_GIVEN INSTRUCTION_
In the material below, identify each line bearing the word "OKTOBER". Reproduce those lines.

[Start DATASET RECORDS]

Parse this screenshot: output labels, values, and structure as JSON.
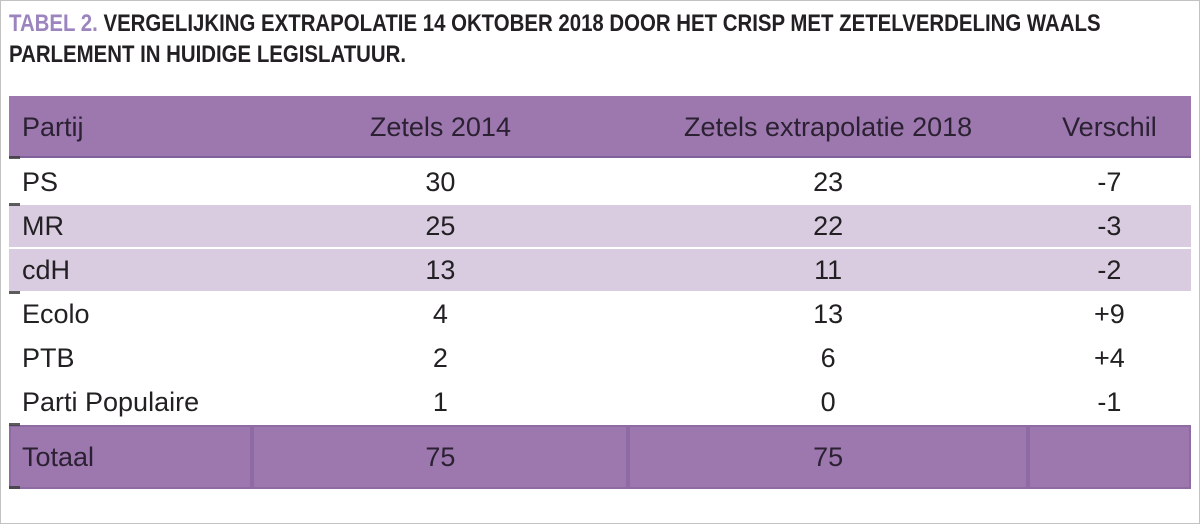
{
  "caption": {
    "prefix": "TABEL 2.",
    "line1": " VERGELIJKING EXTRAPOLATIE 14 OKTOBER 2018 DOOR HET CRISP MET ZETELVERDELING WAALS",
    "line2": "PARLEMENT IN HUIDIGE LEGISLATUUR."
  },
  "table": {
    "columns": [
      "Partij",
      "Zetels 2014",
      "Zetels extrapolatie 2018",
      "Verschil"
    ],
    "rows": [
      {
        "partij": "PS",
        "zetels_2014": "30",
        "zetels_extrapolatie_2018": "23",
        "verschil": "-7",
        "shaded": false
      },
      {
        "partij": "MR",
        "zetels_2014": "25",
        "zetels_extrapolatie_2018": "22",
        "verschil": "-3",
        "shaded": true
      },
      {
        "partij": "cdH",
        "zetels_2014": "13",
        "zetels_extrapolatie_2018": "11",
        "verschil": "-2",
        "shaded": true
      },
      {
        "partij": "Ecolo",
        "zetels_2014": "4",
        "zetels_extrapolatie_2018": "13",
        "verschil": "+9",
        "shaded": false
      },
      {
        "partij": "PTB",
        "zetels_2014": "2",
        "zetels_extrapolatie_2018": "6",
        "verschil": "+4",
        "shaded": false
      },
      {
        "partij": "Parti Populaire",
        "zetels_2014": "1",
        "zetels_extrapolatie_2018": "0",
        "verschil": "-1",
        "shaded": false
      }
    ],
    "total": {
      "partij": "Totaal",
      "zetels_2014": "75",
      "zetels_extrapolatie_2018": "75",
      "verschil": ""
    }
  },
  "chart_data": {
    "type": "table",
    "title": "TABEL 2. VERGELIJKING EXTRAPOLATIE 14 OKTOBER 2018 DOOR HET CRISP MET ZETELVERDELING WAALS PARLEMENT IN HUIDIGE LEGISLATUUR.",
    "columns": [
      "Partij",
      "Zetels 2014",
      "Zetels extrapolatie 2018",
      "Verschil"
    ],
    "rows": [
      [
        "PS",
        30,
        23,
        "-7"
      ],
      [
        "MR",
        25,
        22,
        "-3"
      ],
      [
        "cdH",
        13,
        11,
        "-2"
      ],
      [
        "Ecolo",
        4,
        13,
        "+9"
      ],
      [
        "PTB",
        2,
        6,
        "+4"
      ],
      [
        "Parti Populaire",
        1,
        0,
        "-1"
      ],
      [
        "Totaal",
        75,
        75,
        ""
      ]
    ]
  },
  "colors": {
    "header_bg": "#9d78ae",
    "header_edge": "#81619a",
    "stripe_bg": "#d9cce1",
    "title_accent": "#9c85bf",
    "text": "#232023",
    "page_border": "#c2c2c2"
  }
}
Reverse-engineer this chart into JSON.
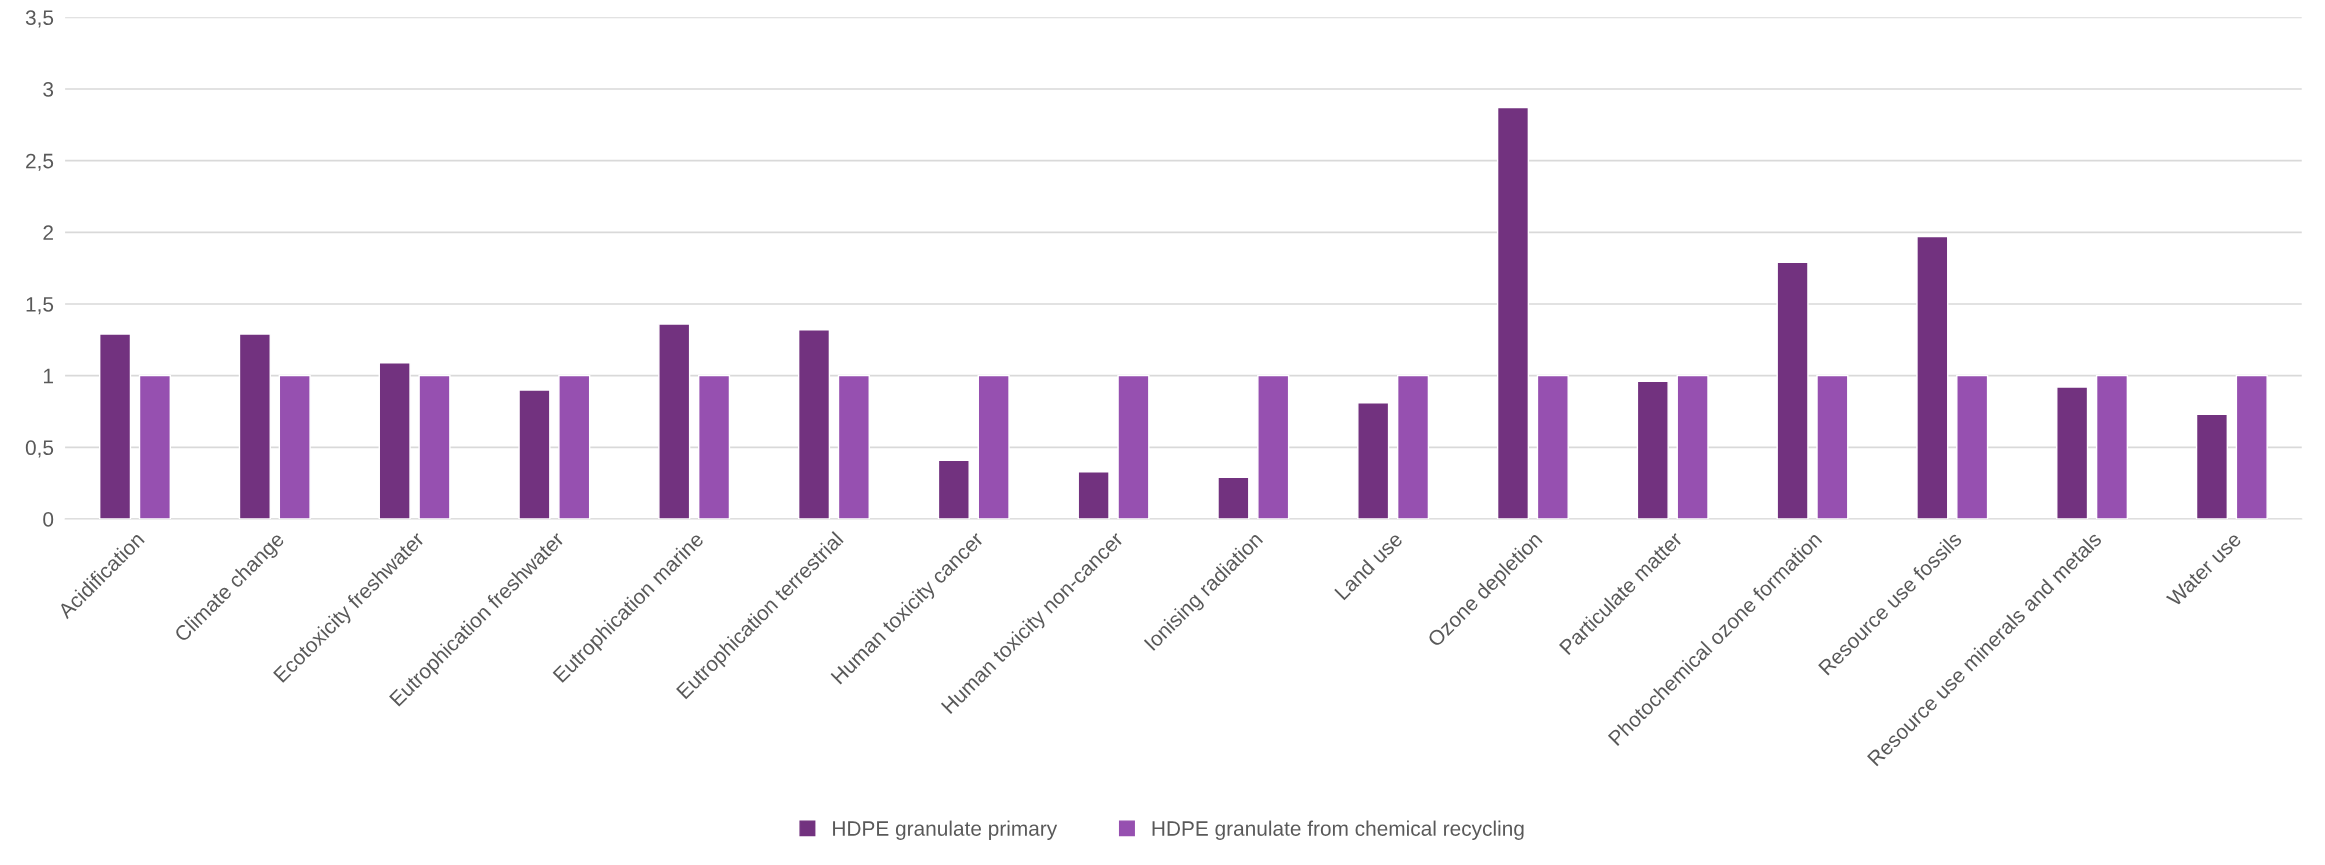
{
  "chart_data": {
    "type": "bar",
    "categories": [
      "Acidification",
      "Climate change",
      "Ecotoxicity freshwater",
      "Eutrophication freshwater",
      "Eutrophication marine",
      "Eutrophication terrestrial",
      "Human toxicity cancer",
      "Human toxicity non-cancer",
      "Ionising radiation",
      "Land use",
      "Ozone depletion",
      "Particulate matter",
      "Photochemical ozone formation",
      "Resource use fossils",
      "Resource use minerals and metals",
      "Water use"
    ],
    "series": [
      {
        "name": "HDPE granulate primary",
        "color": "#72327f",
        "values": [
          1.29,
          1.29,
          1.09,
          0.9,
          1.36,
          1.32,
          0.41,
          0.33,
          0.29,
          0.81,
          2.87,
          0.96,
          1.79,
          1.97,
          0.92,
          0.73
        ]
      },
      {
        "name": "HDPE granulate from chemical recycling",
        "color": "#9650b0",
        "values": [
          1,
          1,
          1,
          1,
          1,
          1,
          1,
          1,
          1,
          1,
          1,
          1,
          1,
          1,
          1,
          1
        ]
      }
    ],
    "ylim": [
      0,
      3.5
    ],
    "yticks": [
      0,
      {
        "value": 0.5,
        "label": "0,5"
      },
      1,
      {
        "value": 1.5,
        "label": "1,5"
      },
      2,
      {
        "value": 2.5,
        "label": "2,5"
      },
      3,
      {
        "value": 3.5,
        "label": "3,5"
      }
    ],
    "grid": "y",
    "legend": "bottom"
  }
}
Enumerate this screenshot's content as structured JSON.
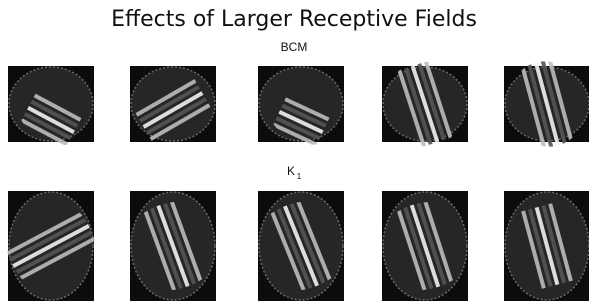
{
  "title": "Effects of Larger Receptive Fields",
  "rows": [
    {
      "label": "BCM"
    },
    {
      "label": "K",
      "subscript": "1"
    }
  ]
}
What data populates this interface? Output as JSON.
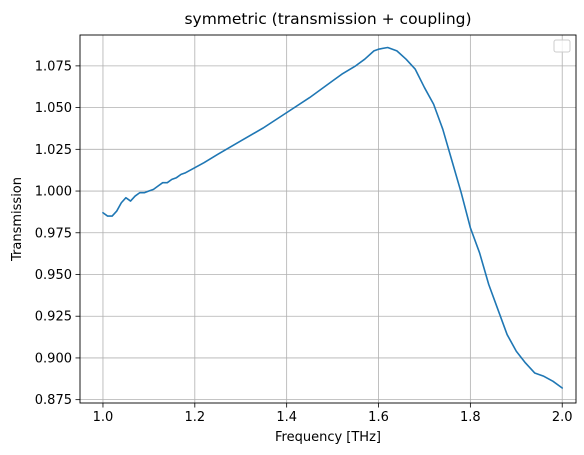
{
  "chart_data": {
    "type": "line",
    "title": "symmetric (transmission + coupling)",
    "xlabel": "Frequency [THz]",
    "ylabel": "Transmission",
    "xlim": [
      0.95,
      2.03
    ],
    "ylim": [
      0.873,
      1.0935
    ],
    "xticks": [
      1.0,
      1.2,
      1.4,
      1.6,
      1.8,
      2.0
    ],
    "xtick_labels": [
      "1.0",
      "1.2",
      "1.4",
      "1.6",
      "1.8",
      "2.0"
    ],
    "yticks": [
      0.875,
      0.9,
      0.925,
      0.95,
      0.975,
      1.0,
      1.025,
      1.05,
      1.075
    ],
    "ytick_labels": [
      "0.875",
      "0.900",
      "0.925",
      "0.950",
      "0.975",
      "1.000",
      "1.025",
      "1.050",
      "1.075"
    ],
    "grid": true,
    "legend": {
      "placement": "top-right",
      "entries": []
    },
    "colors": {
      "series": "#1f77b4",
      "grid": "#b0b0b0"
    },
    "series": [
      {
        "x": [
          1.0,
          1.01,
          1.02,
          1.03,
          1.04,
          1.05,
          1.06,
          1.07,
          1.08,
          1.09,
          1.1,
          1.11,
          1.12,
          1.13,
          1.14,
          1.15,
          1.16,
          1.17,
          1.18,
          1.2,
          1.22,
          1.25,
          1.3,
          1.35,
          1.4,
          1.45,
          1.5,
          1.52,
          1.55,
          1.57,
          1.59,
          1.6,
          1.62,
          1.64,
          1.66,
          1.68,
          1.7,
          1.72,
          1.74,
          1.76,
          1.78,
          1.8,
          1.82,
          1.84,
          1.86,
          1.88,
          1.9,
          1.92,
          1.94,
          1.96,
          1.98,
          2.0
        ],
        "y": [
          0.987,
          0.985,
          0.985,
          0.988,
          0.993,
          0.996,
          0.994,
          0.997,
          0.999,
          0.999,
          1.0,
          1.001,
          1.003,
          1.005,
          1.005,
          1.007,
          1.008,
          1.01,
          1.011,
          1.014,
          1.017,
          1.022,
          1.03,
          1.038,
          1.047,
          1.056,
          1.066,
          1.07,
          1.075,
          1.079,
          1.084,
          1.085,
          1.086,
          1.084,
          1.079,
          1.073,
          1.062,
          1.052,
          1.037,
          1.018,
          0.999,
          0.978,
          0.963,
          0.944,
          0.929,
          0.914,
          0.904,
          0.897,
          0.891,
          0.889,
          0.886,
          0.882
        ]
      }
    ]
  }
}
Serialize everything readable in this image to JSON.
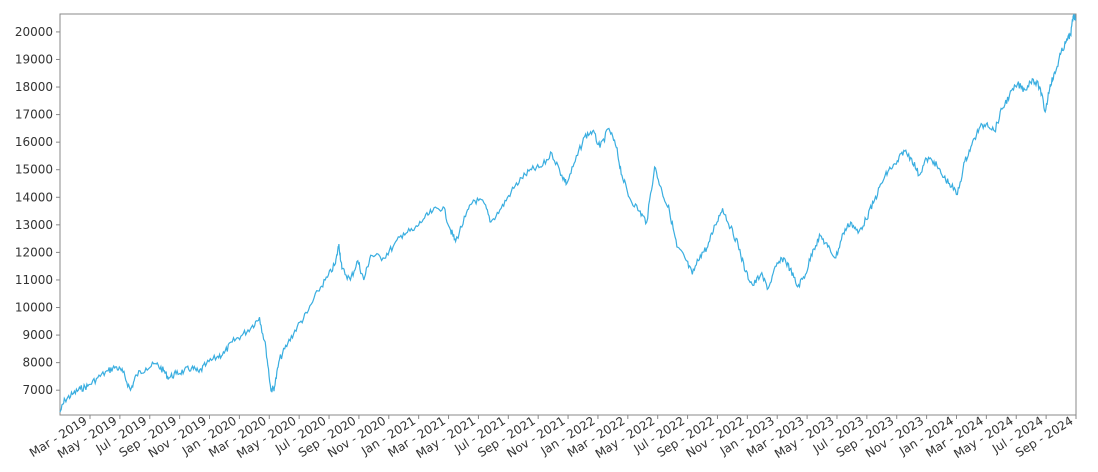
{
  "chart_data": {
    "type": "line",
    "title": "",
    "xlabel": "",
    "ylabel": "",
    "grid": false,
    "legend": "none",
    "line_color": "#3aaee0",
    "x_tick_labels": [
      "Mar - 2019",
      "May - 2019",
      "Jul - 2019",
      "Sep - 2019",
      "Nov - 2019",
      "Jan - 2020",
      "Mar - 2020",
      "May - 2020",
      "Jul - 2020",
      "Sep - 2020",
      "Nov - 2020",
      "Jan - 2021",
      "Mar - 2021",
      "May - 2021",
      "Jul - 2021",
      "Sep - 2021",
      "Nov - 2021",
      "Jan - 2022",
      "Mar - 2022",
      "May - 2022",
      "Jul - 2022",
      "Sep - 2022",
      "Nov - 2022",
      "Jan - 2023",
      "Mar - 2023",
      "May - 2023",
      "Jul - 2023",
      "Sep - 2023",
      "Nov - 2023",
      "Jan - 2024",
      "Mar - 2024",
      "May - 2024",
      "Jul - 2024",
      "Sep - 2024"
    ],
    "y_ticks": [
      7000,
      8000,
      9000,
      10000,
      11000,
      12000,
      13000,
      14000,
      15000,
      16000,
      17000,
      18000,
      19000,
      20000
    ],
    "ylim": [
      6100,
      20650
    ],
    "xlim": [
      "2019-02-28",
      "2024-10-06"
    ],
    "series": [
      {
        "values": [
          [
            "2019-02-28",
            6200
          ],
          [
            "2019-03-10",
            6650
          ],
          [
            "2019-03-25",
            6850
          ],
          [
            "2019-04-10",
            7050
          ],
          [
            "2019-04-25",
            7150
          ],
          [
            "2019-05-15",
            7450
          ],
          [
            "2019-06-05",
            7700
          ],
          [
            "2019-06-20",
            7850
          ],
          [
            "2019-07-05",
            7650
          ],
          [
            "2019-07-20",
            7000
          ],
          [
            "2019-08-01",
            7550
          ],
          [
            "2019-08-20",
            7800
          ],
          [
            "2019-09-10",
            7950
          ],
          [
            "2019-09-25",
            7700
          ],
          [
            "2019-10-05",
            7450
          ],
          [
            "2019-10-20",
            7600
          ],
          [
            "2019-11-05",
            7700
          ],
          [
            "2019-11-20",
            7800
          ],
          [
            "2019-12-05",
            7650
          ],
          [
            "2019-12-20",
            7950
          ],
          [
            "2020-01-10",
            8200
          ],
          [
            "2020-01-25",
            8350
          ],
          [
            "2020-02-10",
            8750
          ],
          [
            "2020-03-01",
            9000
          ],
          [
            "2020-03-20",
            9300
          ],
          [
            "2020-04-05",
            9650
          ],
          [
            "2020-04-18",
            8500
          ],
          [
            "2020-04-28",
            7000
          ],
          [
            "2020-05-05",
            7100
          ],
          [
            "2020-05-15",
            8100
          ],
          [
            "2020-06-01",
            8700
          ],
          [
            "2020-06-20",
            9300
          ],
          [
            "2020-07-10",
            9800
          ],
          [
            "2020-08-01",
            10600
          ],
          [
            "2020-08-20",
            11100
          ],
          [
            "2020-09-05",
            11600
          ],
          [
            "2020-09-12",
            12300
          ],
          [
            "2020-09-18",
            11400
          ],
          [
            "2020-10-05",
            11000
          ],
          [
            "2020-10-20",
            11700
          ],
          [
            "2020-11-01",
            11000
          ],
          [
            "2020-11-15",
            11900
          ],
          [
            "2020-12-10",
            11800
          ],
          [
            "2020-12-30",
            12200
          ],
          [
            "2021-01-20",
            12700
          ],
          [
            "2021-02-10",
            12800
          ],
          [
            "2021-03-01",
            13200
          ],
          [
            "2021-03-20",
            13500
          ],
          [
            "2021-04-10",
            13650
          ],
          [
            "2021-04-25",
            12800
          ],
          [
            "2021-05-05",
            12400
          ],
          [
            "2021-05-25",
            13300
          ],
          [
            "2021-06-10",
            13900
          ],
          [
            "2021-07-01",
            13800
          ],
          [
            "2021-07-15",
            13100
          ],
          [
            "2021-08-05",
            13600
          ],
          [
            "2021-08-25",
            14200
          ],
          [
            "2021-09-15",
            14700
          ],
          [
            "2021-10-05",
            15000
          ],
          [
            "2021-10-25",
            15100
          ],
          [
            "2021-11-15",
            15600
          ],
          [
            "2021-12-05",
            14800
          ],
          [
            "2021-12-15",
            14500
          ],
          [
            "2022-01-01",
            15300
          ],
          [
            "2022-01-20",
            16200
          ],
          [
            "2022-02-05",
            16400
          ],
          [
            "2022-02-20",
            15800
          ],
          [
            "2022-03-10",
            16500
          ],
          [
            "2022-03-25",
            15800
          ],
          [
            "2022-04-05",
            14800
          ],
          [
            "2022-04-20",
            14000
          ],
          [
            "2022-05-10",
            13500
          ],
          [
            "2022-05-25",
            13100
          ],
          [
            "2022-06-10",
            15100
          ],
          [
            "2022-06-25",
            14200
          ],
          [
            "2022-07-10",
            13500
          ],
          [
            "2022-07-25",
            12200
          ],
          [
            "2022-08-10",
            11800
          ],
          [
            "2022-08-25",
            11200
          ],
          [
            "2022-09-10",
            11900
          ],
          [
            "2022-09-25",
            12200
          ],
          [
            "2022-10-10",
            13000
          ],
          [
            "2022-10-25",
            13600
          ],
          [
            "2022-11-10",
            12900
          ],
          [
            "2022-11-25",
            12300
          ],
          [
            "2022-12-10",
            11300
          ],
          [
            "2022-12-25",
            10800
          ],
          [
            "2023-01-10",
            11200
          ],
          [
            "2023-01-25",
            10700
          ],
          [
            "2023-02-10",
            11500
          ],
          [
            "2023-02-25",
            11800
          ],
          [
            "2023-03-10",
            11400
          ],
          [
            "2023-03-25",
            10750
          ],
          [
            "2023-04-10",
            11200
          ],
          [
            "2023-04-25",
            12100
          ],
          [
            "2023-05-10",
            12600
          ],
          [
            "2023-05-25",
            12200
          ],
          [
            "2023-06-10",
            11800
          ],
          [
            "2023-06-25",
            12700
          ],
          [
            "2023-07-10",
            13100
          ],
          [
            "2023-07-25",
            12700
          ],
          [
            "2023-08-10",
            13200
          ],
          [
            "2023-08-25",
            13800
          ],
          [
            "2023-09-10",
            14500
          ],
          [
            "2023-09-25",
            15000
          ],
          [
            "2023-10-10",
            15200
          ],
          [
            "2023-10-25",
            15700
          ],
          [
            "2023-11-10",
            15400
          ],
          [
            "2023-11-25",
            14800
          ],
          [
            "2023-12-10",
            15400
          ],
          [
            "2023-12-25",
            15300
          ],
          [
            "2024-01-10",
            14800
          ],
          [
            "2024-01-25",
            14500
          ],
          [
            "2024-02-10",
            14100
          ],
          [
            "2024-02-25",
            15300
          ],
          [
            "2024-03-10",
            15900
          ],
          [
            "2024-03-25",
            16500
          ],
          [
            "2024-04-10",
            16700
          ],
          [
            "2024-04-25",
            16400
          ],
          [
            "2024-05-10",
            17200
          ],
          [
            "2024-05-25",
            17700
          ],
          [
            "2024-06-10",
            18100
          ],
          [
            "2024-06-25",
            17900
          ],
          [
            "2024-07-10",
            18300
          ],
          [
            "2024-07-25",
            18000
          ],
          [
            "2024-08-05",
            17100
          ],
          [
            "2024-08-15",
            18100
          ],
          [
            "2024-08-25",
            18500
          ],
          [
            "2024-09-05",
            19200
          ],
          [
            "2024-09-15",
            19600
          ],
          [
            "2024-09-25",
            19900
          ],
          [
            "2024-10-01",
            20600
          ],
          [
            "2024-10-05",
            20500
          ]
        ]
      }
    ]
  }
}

[End DATASET RECORDS]

_EXERCISE OUTPUT_
    "line1": " VERGELIJKING EXTRAPOLATIE 14 OKTOBER 2018 DOOR HET CRISP MET ZETELVERDELING WAALS",
    "title": "TABEL 2. VERGELIJKING EXTRAPOLATIE 14 OKTOBER 2018 DOOR HET CRISP MET ZETELVERDELING WAALS PARLEMENT IN HUIDIGE LEGISLATUUR.",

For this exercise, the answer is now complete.